**Goal of the exercise**
Quote the entries that follow exactly, leaving none out.

**Source data**
---

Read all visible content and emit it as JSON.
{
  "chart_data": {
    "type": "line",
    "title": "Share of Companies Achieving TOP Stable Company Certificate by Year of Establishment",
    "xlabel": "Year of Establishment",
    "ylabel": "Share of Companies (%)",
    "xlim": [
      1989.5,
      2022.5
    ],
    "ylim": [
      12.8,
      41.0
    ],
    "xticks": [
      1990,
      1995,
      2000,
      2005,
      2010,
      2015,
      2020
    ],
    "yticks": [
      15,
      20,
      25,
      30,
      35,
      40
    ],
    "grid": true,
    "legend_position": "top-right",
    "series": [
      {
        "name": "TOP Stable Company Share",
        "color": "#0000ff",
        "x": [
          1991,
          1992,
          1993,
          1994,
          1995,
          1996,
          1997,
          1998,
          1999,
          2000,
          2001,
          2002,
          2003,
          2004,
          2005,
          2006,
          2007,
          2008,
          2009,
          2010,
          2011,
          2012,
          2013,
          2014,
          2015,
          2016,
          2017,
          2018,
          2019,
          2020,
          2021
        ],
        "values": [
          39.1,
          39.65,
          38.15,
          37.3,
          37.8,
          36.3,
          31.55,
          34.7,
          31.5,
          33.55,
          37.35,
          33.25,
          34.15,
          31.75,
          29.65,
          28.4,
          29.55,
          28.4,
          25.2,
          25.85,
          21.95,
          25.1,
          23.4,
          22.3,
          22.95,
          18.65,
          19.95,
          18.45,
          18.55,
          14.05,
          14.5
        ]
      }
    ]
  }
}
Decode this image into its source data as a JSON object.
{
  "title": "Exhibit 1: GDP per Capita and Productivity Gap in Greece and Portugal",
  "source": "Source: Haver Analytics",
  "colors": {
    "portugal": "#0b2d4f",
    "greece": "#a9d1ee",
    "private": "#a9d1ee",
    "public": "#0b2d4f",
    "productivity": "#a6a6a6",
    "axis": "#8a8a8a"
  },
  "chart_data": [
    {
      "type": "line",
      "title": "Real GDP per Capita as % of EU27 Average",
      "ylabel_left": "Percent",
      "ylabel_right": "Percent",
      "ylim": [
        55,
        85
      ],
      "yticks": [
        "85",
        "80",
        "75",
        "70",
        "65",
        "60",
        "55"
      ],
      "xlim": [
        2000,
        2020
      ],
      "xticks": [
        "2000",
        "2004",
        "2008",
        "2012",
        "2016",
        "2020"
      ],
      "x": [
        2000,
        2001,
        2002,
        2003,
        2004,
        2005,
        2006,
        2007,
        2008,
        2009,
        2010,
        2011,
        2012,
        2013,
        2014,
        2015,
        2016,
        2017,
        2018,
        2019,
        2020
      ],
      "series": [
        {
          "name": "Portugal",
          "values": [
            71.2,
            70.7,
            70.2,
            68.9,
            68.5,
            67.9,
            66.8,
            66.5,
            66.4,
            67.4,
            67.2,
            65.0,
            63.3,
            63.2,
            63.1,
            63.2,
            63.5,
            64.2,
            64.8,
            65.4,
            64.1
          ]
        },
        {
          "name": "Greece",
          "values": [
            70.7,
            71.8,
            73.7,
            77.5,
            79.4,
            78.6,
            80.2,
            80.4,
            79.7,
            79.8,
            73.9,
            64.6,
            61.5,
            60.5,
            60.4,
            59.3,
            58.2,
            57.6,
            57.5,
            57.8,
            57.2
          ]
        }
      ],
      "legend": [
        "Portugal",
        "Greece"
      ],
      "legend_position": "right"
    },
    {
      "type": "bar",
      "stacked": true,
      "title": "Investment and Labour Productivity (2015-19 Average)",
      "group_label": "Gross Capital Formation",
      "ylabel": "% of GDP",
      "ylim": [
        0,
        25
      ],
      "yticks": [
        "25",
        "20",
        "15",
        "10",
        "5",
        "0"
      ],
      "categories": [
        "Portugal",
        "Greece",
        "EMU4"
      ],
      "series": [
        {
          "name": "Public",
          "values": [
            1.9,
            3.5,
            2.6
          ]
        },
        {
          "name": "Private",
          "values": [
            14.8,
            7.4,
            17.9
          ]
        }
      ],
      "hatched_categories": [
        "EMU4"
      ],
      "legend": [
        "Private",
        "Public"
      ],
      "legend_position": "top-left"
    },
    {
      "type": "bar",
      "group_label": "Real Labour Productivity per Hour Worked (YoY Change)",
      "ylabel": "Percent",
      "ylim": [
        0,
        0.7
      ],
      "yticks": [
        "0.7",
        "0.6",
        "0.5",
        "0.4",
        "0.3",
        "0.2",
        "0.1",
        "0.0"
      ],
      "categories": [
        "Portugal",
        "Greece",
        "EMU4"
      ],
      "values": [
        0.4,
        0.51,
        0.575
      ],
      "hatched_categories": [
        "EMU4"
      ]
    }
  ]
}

---

**Solution below**
Read all visible content and emit it as JSON.
{
  "chart_data": {
    "type": "line",
    "title": "Share of Companies Achieving TOP Stable Company Certificate by Year of Establishment",
    "xlabel": "Year of Establishment",
    "ylabel": "Share of Companies (%)",
    "xlim": [
      1989.5,
      2022.5
    ],
    "ylim": [
      12.8,
      41.0
    ],
    "xticks": [
      1990,
      1995,
      2000,
      2005,
      2010,
      2015,
      2020
    ],
    "yticks": [
      15,
      20,
      25,
      30,
      35,
      40
    ],
    "grid": true,
    "legend_position": "top-right",
    "series": [
      {
        "name": "TOP Stable Company Share",
        "color": "#0000ff",
        "x": [
          1991,
          1992,
          1993,
          1994,
          1995,
          1996,
          1997,
          1998,
          1999,
          2000,
          2001,
          2002,
          2003,
          2004,
          2005,
          2006,
          2007,
          2008,
          2009,
          2010,
          2011,
          2012,
          2013,
          2014,
          2015,
          2016,
          2017,
          2018,
          2019,
          2020,
          2021
        ],
        "values": [
          39.1,
          39.65,
          38.15,
          37.3,
          37.8,
          36.3,
          31.55,
          34.7,
          31.5,
          33.55,
          37.35,
          33.25,
          34.15,
          31.75,
          29.65,
          28.4,
          29.55,
          28.4,
          25.2,
          25.85,
          21.95,
          25.1,
          23.4,
          22.3,
          22.95,
          18.65,
          19.95,
          18.45,
          18.55,
          14.05,
          14.5
        ]
      }
    ]
  }
}
Decode this image into its source data as a JSON object.
{
  "title": "Exhibit 1: GDP per Capita and Productivity Gap in Greece and Portugal",
  "source": "Source: Haver Analytics",
  "colors": {
    "portugal": "#0b2d4f",
    "greece": "#a9d1ee",
    "private": "#a9d1ee",
    "public": "#0b2d4f",
    "productivity": "#a6a6a6",
    "axis": "#8a8a8a"
  },
  "chart_data": [
    {
      "type": "line",
      "title": "Real GDP per Capita as % of EU27 Average",
      "ylabel_left": "Percent",
      "ylabel_right": "Percent",
      "ylim": [
        55,
        85
      ],
      "yticks": [
        "85",
        "80",
        "75",
        "70",
        "65",
        "60",
        "55"
      ],
      "xlim": [
        2000,
        2020
      ],
      "xticks": [
        "2000",
        "2004",
        "2008",
        "2012",
        "2016",
        "2020"
      ],
      "x": [
        2000,
        2001,
        2002,
        2003,
        2004,
        2005,
        2006,
        2007,
        2008,
        2009,
        2010,
        2011,
        2012,
        2013,
        2014,
        2015,
        2016,
        2017,
        2018,
        2019,
        2020
      ],
      "series": [
        {
          "name": "Portugal",
          "values": [
            71.2,
            70.7,
            70.2,
            68.9,
            68.5,
            67.9,
            66.8,
            66.5,
            66.4,
            67.4,
            67.2,
            65.0,
            63.3,
            63.2,
            63.1,
            63.2,
            63.5,
            64.2,
            64.8,
            65.4,
            64.1
          ]
        },
        {
          "name": "Greece",
          "values": [
            70.7,
            71.8,
            73.7,
            77.5,
            79.4,
            78.6,
            80.2,
            80.4,
            79.7,
            79.8,
            73.9,
            64.6,
            61.5,
            60.5,
            60.4,
            59.3,
            58.2,
            57.6,
            57.5,
            57.8,
            57.2
          ]
        }
      ],
      "legend": [
        "Portugal",
        "Greece"
      ],
      "legend_position": "right"
    },
    {
      "type": "bar",
      "stacked": true,
      "title": "Investment and Labour Productivity (2015-19 Average)",
      "group_label": "Gross Capital Formation",
      "ylabel": "% of GDP",
      "ylim": [
        0,
        25
      ],
      "yticks": [
        "25",
        "20",
        "15",
        "10",
        "5",
        "0"
      ],
      "categories": [
        "Portugal",
        "Greece",
        "EMU4"
      ],
      "series": [
        {
          "name": "Public",
          "values": [
            1.9,
            3.5,
            2.6
          ]
        },
        {
          "name": "Private",
          "values": [
            14.8,
            7.4,
            17.9
          ]
        }
      ],
      "hatched_categories": [
        "EMU4"
      ],
      "legend": [
        "Private",
        "Public"
      ],
      "legend_position": "top-left"
    },
    {
      "type": "bar",
      "group_label": "Real Labour Productivity per Hour Worked (YoY Change)",
      "ylabel": "Percent",
      "ylim": [
        0,
        0.7
      ],
      "yticks": [
        "0.7",
        "0.6",
        "0.5",
        "0.4",
        "0.3",
        "0.2",
        "0.1",
        "0.0"
      ],
      "categories": [
        "Portugal",
        "Greece",
        "EMU4"
      ],
      "values": [
        0.4,
        0.51,
        0.575
      ],
      "hatched_categories": [
        "EMU4"
      ]
    }
  ]
}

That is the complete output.